Stated problem - Repeat every record below exactly as written.

Entries -
** begin **
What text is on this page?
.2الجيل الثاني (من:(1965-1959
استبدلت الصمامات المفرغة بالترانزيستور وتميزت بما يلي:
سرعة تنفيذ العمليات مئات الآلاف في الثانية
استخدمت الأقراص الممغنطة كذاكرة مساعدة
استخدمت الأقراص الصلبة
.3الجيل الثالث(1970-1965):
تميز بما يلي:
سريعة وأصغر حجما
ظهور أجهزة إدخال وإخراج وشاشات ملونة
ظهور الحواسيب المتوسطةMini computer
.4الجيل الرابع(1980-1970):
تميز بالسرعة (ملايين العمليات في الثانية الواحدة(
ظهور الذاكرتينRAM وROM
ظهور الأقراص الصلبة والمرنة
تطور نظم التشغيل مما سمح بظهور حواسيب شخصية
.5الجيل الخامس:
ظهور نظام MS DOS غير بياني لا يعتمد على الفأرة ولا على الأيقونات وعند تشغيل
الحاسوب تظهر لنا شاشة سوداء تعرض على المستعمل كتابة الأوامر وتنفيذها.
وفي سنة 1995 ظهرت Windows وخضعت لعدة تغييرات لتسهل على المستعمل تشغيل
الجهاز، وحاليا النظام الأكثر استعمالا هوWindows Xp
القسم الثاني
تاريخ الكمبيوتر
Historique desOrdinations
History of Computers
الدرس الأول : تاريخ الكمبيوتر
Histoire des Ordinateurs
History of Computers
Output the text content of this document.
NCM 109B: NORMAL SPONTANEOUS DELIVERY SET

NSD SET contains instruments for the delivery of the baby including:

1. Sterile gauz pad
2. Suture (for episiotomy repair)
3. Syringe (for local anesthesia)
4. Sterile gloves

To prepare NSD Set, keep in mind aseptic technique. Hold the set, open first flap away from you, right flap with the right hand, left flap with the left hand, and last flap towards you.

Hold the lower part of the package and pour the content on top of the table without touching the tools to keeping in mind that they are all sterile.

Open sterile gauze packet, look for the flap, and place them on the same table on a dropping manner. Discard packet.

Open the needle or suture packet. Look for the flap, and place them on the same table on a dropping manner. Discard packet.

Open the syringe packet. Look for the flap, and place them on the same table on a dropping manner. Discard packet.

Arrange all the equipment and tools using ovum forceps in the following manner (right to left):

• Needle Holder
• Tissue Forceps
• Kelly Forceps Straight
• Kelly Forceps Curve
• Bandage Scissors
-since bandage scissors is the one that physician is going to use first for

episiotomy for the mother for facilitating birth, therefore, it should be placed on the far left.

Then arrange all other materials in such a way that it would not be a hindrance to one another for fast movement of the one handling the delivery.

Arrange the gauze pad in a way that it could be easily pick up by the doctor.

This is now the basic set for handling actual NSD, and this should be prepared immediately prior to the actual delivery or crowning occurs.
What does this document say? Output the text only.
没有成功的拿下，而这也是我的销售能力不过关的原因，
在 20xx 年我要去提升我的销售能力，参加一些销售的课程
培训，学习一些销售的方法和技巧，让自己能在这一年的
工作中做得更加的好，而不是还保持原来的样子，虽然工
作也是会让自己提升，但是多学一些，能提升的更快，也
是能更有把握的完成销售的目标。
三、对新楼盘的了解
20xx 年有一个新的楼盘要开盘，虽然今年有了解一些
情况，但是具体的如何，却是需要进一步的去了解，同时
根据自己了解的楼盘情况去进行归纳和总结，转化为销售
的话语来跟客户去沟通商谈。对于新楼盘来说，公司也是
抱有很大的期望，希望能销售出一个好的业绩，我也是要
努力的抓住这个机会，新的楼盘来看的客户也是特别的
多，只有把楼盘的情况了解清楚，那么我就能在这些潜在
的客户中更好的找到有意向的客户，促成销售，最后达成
** end **
Full answer -
What text is on this page?
.2الجيل الثاني (من:(1965-1959
استبدلت الصمامات المفرغة بالترانزيستور وتميزت بما يلي:
سرعة تنفيذ العمليات مئات الآلاف في الثانية
استخدمت الأقراص الممغنطة كذاكرة مساعدة
استخدمت الأقراص الصلبة
.3الجيل الثالث(1970-1965):
تميز بما يلي:
سريعة وأصغر حجما
ظهور أجهزة إدخال وإخراج وشاشات ملونة
ظهور الحواسيب المتوسطةMini computer
.4الجيل الرابع(1980-1970):
تميز بالسرعة (ملايين العمليات في الثانية الواحدة(
ظهور الذاكرتينRAM وROM
ظهور الأقراص الصلبة والمرنة
تطور نظم التشغيل مما سمح بظهور حواسيب شخصية
.5الجيل الخامس:
ظهور نظام MS DOS غير بياني لا يعتمد على الفأرة ولا على الأيقونات وعند تشغيل
الحاسوب تظهر لنا شاشة سوداء تعرض على المستعمل كتابة الأوامر وتنفيذها.
وفي سنة 1995 ظهرت Windows وخضعت لعدة تغييرات لتسهل على المستعمل تشغيل
الجهاز، وحاليا النظام الأكثر استعمالا هوWindows Xp
القسم الثاني
تاريخ الكمبيوتر
Historique desOrdinations
History of Computers
الدرس الأول : تاريخ الكمبيوتر
Histoire des Ordinateurs
History of Computers
Output the text content of this document.
NCM 109B: NORMAL SPONTANEOUS DELIVERY SET

NSD SET contains instruments for the delivery of the baby including:

1. Sterile gauz pad
2. Suture (for episiotomy repair)
3. Syringe (for local anesthesia)
4. Sterile gloves

To prepare NSD Set, keep in mind aseptic technique. Hold the set, open first flap away from you, right flap with the right hand, left flap with the left hand, and last flap towards you.

Hold the lower part of the package and pour the content on top of the table without touching the tools to keeping in mind that they are all sterile.

Open sterile gauze packet, look for the flap, and place them on the same table on a dropping manner. Discard packet.

Open the needle or suture packet. Look for the flap, and place them on the same table on a dropping manner. Discard packet.

Open the syringe packet. Look for the flap, and place them on the same table on a dropping manner. Discard packet.

Arrange all the equipment and tools using ovum forceps in the following manner (right to left):

• Needle Holder
• Tissue Forceps
• Kelly Forceps Straight
• Kelly Forceps Curve
• Bandage Scissors
-since bandage scissors is the one that physician is going to use first for

episiotomy for the mother for facilitating birth, therefore, it should be placed on the far left.

Then arrange all other materials in such a way that it would not be a hindrance to one another for fast movement of the one handling the delivery.

Arrange the gauze pad in a way that it could be easily pick up by the doctor.

This is now the basic set for handling actual NSD, and this should be prepared immediately prior to the actual delivery or crowning occurs.
What does this document say? Output the text only.
没有成功的拿下，而这也是我的销售能力不过关的原因，
在 20xx 年我要去提升我的销售能力，参加一些销售的课程
培训，学习一些销售的方法和技巧，让自己能在这一年的
工作中做得更加的好，而不是还保持原来的样子，虽然工
作也是会让自己提升，但是多学一些，能提升的更快，也
是能更有把握的完成销售的目标。
三、对新楼盘的了解
20xx 年有一个新的楼盘要开盘，虽然今年有了解一些
情况，但是具体的如何，却是需要进一步的去了解，同时
根据自己了解的楼盘情况去进行归纳和总结，转化为销售
的话语来跟客户去沟通商谈。对于新楼盘来说，公司也是
抱有很大的期望，希望能销售出一个好的业绩，我也是要
努力的抓住这个机会，新的楼盘来看的客户也是特别的
多，只有把楼盘的情况了解清楚，那么我就能在这些潜在
的客户中更好的找到有意向的客户，促成销售，最后达成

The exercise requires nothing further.